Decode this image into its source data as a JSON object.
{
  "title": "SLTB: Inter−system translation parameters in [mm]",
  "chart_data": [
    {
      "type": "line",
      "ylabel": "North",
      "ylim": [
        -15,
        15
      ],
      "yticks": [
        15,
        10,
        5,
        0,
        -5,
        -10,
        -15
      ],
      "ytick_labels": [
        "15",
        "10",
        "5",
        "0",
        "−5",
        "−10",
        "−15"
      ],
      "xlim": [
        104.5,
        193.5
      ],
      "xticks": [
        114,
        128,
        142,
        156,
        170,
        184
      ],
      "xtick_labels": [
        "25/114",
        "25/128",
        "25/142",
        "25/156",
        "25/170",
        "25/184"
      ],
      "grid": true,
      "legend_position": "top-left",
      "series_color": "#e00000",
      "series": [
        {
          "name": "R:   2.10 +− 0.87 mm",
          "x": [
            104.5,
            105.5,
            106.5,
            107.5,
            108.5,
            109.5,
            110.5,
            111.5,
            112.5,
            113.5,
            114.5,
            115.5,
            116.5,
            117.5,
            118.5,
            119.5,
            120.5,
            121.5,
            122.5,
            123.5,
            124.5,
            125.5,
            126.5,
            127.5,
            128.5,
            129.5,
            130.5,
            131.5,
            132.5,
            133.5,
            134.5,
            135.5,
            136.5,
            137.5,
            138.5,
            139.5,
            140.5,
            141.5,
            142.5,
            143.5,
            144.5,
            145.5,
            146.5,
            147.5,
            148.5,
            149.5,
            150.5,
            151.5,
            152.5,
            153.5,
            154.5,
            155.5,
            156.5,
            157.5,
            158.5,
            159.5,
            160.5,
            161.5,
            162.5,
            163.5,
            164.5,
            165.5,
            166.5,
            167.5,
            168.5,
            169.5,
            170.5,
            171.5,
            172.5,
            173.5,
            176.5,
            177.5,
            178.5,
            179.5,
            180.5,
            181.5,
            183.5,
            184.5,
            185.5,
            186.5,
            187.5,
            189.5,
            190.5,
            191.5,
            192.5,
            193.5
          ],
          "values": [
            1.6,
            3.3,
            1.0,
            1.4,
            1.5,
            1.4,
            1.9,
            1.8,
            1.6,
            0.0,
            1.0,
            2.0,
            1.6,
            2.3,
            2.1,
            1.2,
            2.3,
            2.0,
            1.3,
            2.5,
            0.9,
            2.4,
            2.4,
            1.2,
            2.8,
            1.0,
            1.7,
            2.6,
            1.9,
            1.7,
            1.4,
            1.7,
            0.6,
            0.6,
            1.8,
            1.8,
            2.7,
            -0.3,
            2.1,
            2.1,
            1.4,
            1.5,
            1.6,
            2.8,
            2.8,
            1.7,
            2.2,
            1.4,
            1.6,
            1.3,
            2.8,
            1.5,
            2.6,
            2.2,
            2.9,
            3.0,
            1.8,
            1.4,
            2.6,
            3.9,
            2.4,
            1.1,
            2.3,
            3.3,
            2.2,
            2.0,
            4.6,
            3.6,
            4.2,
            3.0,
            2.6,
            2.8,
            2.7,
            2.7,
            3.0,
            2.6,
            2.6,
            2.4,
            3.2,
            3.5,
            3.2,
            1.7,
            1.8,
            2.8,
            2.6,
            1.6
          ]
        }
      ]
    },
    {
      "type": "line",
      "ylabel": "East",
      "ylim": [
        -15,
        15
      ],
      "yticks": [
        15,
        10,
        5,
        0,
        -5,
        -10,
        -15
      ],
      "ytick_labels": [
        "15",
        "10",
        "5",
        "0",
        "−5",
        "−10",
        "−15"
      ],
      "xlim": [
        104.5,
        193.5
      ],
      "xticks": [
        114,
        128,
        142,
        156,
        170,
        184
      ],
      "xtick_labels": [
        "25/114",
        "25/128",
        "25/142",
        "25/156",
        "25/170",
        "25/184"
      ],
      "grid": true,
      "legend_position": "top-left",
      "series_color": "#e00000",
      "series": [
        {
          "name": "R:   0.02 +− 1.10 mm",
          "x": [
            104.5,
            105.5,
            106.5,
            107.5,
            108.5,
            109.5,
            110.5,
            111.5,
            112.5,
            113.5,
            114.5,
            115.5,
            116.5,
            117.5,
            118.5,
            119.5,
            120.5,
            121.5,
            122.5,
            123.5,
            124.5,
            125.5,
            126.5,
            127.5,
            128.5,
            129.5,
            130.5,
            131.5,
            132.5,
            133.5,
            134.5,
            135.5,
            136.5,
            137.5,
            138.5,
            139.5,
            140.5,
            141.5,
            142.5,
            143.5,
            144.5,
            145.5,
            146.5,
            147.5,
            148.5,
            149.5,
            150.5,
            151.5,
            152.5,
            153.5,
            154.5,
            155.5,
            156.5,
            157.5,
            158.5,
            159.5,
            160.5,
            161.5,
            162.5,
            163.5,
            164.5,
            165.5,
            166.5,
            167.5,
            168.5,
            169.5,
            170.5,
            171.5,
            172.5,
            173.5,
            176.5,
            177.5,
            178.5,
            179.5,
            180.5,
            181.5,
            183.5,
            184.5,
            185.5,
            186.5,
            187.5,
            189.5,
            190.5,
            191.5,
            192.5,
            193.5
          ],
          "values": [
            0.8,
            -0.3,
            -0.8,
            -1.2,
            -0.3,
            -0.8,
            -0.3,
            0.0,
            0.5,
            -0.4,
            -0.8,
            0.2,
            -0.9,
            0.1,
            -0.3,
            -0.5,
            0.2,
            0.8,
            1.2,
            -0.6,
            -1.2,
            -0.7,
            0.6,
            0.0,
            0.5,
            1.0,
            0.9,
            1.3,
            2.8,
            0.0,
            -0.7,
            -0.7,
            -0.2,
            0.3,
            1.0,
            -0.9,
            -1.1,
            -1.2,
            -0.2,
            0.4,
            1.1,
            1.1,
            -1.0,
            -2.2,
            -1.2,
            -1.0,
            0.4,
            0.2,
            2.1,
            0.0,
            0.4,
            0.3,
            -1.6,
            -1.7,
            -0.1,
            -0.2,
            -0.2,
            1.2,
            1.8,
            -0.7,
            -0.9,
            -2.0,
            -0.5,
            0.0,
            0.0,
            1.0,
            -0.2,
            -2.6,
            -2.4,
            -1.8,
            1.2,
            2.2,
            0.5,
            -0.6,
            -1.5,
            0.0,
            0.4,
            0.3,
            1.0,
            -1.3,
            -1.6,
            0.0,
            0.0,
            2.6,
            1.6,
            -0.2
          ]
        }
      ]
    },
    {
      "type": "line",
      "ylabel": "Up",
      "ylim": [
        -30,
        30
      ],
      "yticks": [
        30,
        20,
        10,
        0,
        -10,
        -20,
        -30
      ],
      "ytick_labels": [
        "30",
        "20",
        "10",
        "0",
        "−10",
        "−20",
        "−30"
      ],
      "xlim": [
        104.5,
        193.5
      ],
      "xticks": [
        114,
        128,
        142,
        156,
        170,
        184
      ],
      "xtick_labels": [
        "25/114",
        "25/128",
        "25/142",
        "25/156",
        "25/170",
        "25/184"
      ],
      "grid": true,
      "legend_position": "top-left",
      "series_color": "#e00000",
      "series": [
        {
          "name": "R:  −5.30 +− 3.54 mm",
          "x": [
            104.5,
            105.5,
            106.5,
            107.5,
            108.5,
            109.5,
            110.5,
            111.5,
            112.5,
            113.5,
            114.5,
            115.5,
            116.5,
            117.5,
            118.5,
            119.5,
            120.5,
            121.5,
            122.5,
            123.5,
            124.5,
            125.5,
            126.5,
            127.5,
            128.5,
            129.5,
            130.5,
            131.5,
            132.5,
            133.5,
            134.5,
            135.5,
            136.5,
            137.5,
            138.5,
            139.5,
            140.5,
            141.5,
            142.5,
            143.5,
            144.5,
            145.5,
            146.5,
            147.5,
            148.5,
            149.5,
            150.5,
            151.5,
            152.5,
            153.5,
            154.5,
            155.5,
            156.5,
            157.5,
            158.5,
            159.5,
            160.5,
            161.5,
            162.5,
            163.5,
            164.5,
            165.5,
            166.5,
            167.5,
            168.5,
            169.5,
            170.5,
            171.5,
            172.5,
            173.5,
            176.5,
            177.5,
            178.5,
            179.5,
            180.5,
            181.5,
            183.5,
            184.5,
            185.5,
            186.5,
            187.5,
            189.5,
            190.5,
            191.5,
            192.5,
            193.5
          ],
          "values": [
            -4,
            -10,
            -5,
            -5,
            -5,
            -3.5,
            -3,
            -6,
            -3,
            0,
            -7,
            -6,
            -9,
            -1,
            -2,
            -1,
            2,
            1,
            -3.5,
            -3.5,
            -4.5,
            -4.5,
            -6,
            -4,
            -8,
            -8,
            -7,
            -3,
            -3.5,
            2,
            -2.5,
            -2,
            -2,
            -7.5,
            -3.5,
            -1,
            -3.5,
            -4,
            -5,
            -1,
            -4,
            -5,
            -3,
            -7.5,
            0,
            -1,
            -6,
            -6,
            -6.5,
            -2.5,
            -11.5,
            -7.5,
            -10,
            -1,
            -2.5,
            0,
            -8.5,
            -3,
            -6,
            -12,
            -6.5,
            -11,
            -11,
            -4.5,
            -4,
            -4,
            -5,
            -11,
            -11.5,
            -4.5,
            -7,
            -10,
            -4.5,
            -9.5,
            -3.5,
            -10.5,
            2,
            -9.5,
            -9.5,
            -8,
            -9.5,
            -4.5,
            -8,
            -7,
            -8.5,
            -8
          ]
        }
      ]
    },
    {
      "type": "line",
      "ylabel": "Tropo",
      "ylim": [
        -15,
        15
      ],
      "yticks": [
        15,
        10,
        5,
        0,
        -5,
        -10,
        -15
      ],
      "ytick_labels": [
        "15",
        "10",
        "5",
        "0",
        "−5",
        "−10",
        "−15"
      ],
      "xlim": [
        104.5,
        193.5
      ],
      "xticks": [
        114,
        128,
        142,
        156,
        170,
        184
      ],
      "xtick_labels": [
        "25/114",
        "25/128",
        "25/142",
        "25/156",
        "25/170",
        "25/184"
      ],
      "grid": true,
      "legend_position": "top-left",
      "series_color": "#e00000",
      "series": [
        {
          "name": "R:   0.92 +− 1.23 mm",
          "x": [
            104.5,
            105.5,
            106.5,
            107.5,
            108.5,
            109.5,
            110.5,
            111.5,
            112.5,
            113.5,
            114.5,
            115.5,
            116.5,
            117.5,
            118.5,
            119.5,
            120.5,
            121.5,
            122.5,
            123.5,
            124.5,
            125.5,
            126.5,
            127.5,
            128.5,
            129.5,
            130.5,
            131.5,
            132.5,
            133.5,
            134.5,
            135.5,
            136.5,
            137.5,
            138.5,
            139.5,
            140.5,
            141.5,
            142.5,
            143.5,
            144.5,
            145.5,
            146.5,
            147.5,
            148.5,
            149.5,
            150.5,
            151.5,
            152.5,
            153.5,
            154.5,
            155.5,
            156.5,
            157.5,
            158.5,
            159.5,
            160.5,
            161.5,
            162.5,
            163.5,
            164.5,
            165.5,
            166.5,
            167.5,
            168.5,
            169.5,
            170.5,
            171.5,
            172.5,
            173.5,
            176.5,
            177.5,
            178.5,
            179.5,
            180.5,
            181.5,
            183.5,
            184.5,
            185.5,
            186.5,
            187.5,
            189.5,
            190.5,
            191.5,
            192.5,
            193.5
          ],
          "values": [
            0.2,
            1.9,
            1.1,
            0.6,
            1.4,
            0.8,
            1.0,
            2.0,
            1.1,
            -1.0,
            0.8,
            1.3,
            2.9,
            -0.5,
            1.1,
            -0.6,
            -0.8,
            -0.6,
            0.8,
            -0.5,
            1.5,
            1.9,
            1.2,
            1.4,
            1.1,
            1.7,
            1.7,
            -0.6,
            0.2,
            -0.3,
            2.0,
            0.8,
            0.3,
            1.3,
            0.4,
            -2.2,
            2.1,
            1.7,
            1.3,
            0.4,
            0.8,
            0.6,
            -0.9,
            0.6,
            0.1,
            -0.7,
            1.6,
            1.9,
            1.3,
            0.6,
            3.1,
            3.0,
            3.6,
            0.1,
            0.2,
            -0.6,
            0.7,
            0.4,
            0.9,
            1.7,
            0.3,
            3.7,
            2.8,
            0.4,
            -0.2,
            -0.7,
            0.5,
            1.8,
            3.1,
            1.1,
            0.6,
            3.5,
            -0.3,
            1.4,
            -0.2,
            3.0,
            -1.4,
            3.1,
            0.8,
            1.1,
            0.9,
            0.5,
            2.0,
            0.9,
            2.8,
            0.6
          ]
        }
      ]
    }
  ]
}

Written task: Show all lines from the records above where the word "name" occurs.

Answer for this exercise:
          "name": "R:   2.10 +− 0.87 mm",
          "name": "R:   0.02 +− 1.10 mm",
          "name": "R:  −5.30 +− 3.54 mm",
          "name": "R:   0.92 +− 1.23 mm",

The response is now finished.